— Begin Records —
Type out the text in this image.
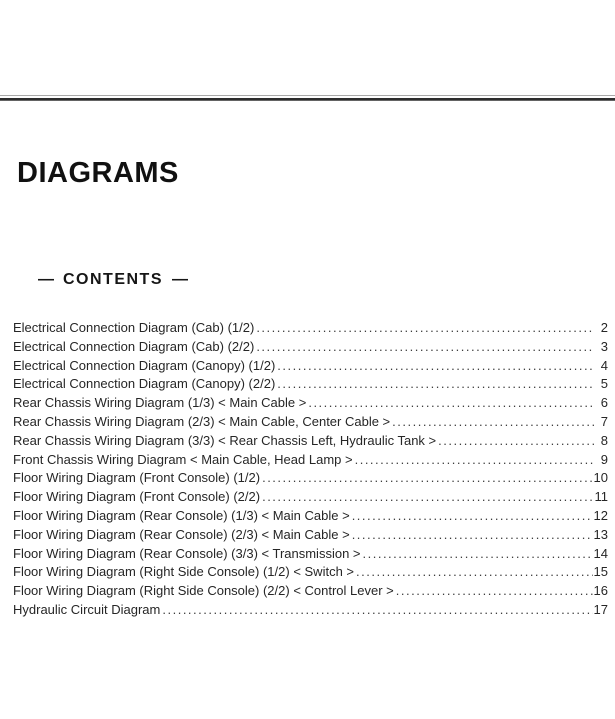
DIAGRAMS
— CONTENTS —
Electrical Connection Diagram (Cab) (1/2) .....	2
Electrical Connection Diagram (Cab) (2/2) .....	3
Electrical Connection Diagram (Canopy) (1/2) .....	4
Electrical Connection Diagram (Canopy) (2/2) .....	5
Rear Chassis Wiring Diagram (1/3) < Main Cable > .....	6
Rear Chassis Wiring Diagram (2/3) < Main Cable, Center Cable > .....	7
Rear Chassis Wiring Diagram (3/3) < Rear Chassis Left, Hydraulic Tank > .....	8
Front Chassis Wiring Diagram < Main Cable, Head Lamp > .....	9
Floor Wiring Diagram (Front Console) (1/2) .....	10
Floor Wiring Diagram (Front Console) (2/2) .....	11
Floor Wiring Diagram (Rear Console) (1/3) < Main Cable > .....	12
Floor Wiring Diagram (Rear Console) (2/3) < Main Cable > .....	13
Floor Wiring Diagram (Rear Console) (3/3) < Transmission > .....	14
Floor Wiring Diagram (Right Side Console) (1/2) < Switch > .....	15
Floor Wiring Diagram (Right Side Console) (2/2) < Control Lever > .....	16
Hydraulic Circuit Diagram .....	17
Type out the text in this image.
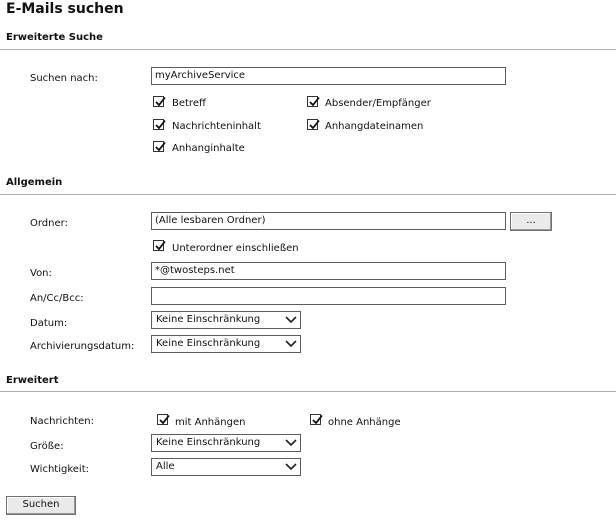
E-Mails suchen
Erweiterte Suche
Suchen nach:	myArchiveService
Betreff	Absender/Empfänger
Nachrichteninhalt	Anhangdateinamen
Anhanginhalte
Allgemein
Ordner:	(Alle lesbaren Ordner)	...
Unterordner einschließen
Von:	*@twosteps.net
An/Cc/Bcc:
Datum:	Keine Einschränkung
Archivierungsdatum: Keine Einschränkung
Erweitert
Nachrichten:	mit Anhängen	ohne Anhänge
Größe:	Keine Einschränkung
Wichtigkeit:	Alle
Suchen
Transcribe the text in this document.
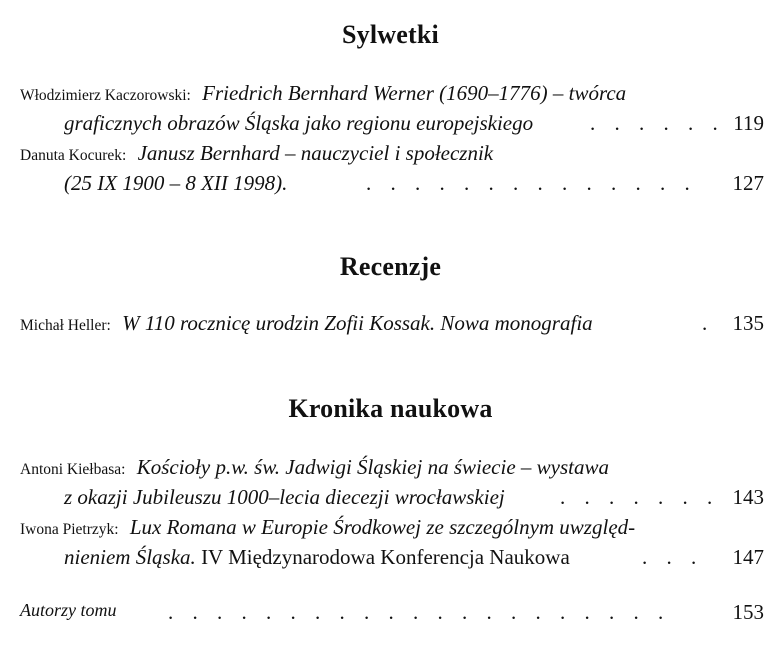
Sylwetki
Włodzimierz Kaczorowski: Friedrich Bernhard Werner (1690–1776) – twórca
graficznych obrazów Śląska jako regionu europejskiego	. . . . . . 119
Danuta Kocurek: Janusz Bernhard – nauczyciel i społecznik
(25 IX 1900 – 8 XII 1998).	. . . . . . . . . . . . . . 127
Recenzje
Michał Heller: W 110 rocznicę urodzin Zofii Kossak. Nowa monografia	. 135
Kronika naukowa
Antoni Kiełbasa: Kościoły p.w. św. Jadwigi Śląskiej na świecie – wystawa
z okazji Jubileuszu 1000–lecia diecezji wrocławskiej	. . . . . . . 143
Iwona Pietrzyk: Lux Romana w Europie Środkowej ze szczególnym uwzględ-
nieniem Śląska. IV Międzynarodowa Konferencja Naukowa	. . . 147
Autorzy tomu . . . . . . . . . . . . . . . . . . . . .	153
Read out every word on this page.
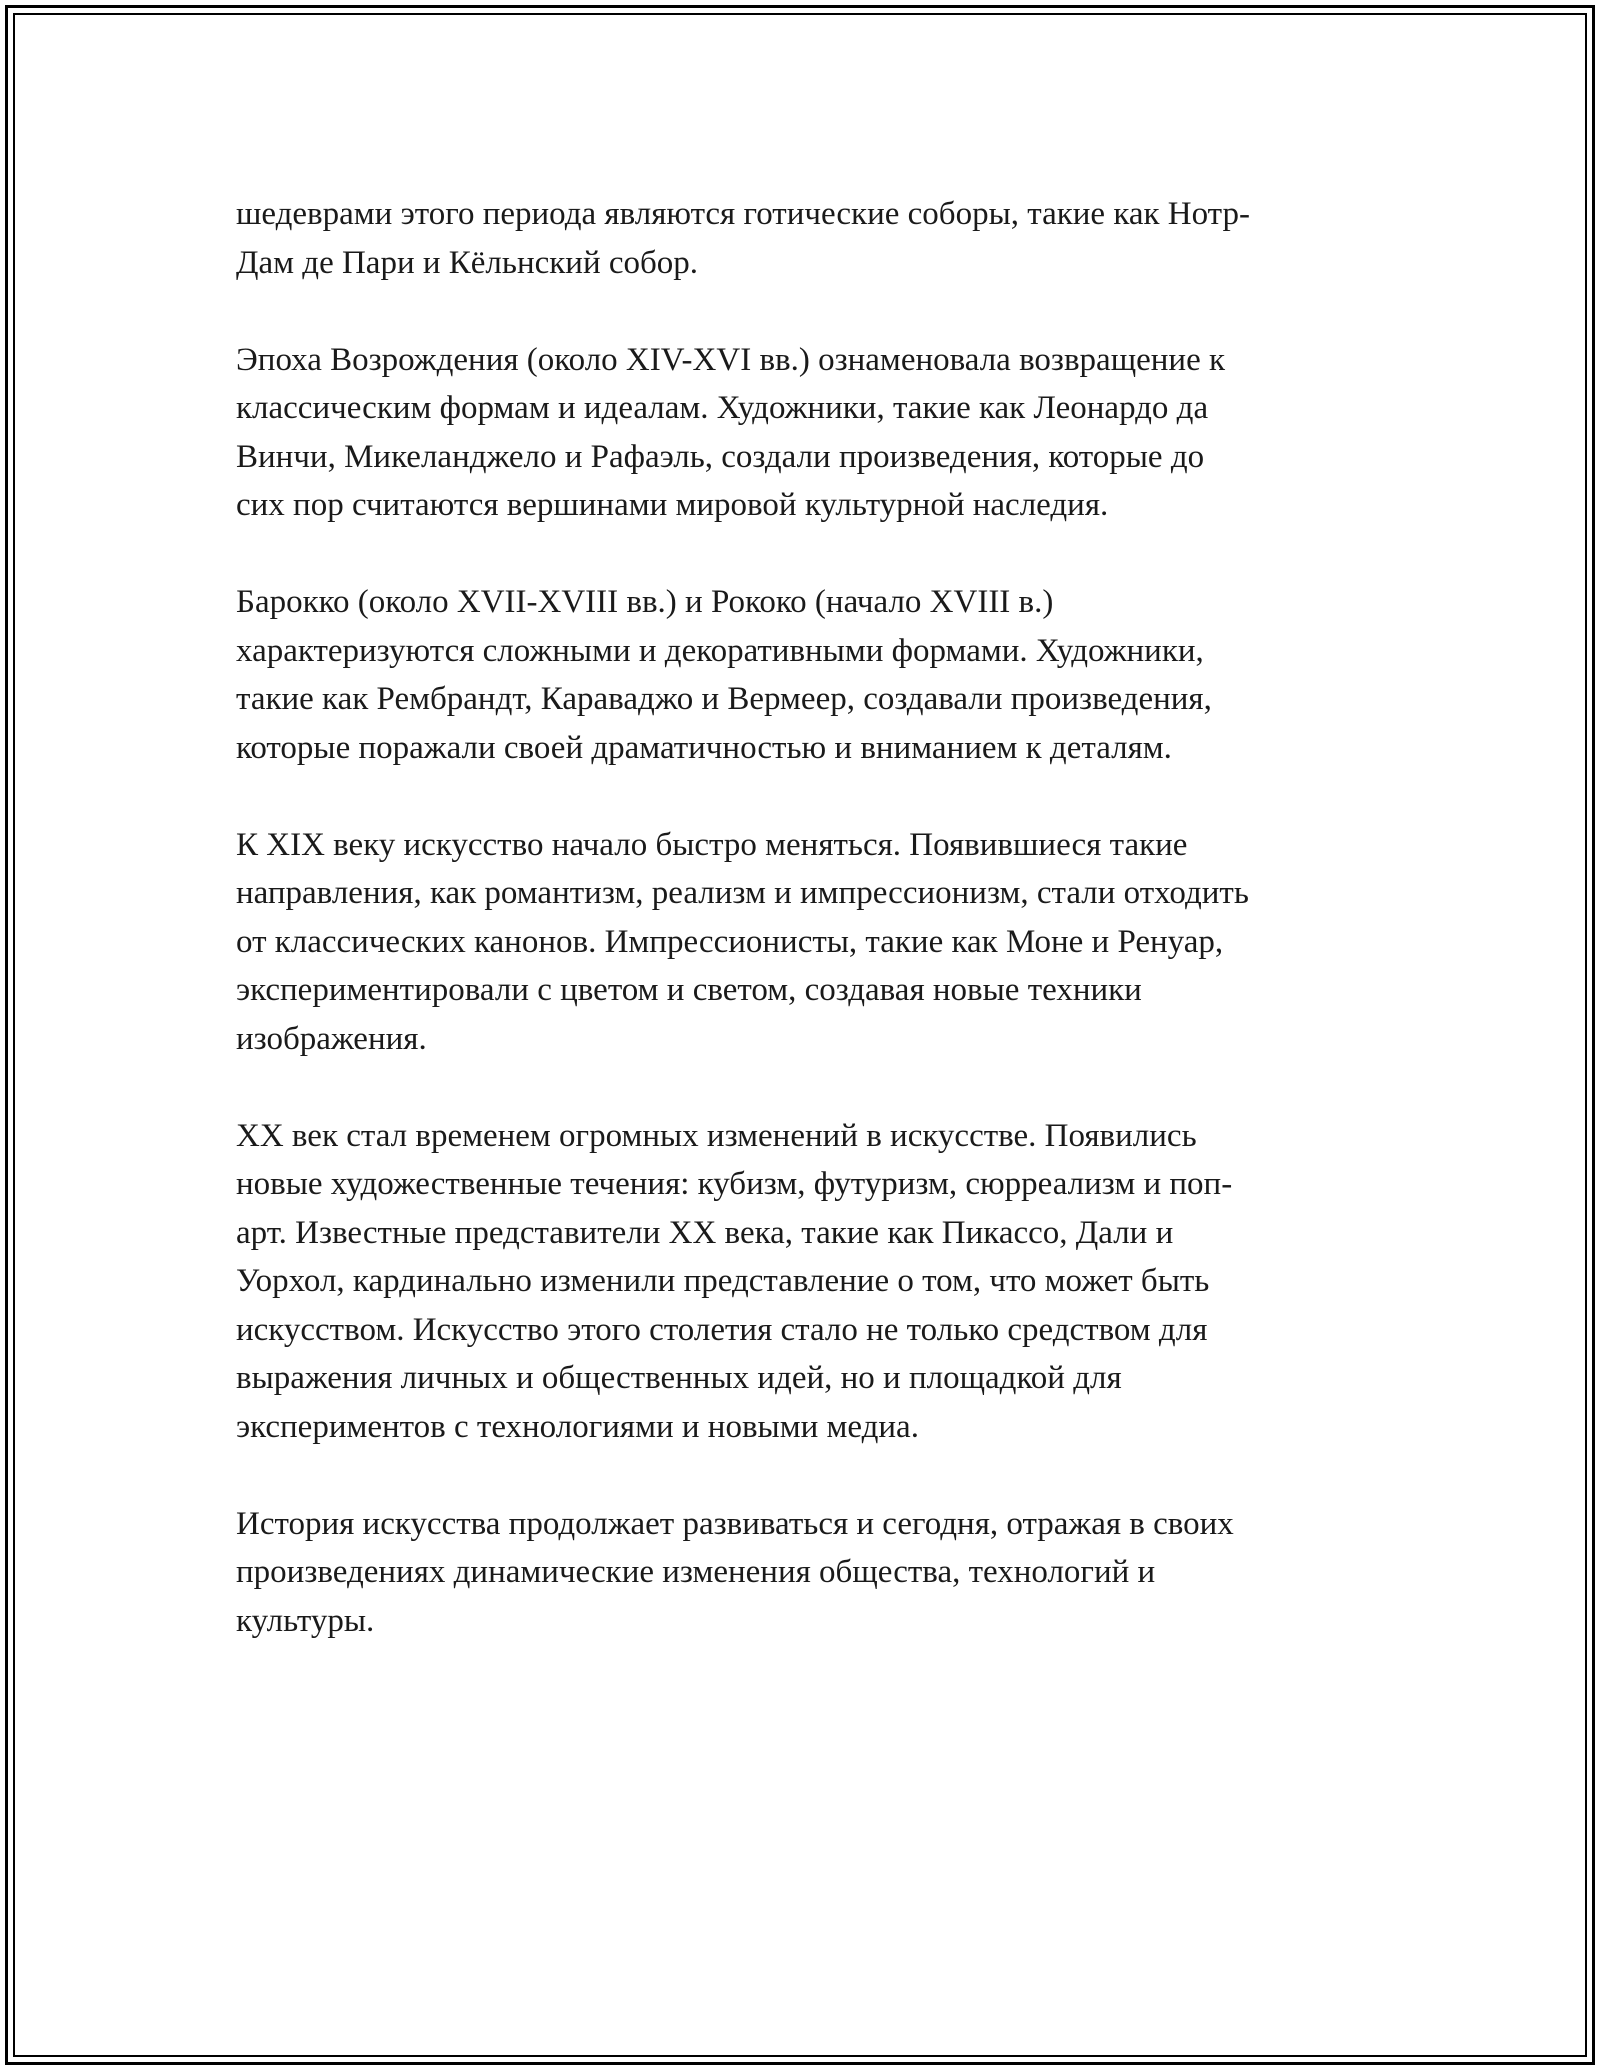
шедеврами этого периода являются готические соборы, такие как Нотр-
Дам де Пари и Кёльнский собор.

Эпоха Возрождения (около XIV-XVI вв.) ознаменовала возвращение к
классическим формам и идеалам. Художники, такие как Леонардо да
Винчи, Микеланджело и Рафаэль, создали произведения, которые до
сих пор считаются вершинами мировой культурной наследия.

Барокко (около XVII-XVIII вв.) и Рококо (начало XVIII в.)
характеризуются сложными и декоративными формами. Художники,
такие как Рембрандт, Караваджо и Вермеер, создавали произведения,
которые поражали своей драматичностью и вниманием к деталям.

К XIX веку искусство начало быстро меняться. Появившиеся такие
направления, как романтизм, реализм и импрессионизм, стали отходить
от классических канонов. Импрессионисты, такие как Моне и Ренуар,
экспериментировали с цветом и светом, создавая новые техники
изображения.

XX век стал временем огромных изменений в искусстве. Появились
новые художественные течения: кубизм, футуризм, сюрреализм и поп-
арт. Известные представители XX века, такие как Пикассо, Дали и
Уорхол, кардинально изменили представление о том, что может быть
искусством. Искусство этого столетия стало не только средством для
выражения личных и общественных идей, но и площадкой для
экспериментов с технологиями и новыми медиа.

История искусства продолжает развиваться и сегодня, отражая в своих
произведениях динамические изменения общества, технологий и
культуры.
— End Records —
Find the word "Side" in the material, then list each line that holds it.

Floor Wiring Diagram (Right Side Console) (1/2) < Switch > .....	15
Floor Wiring Diagram (Right Side Console) (2/2) < Control Lever > .....	16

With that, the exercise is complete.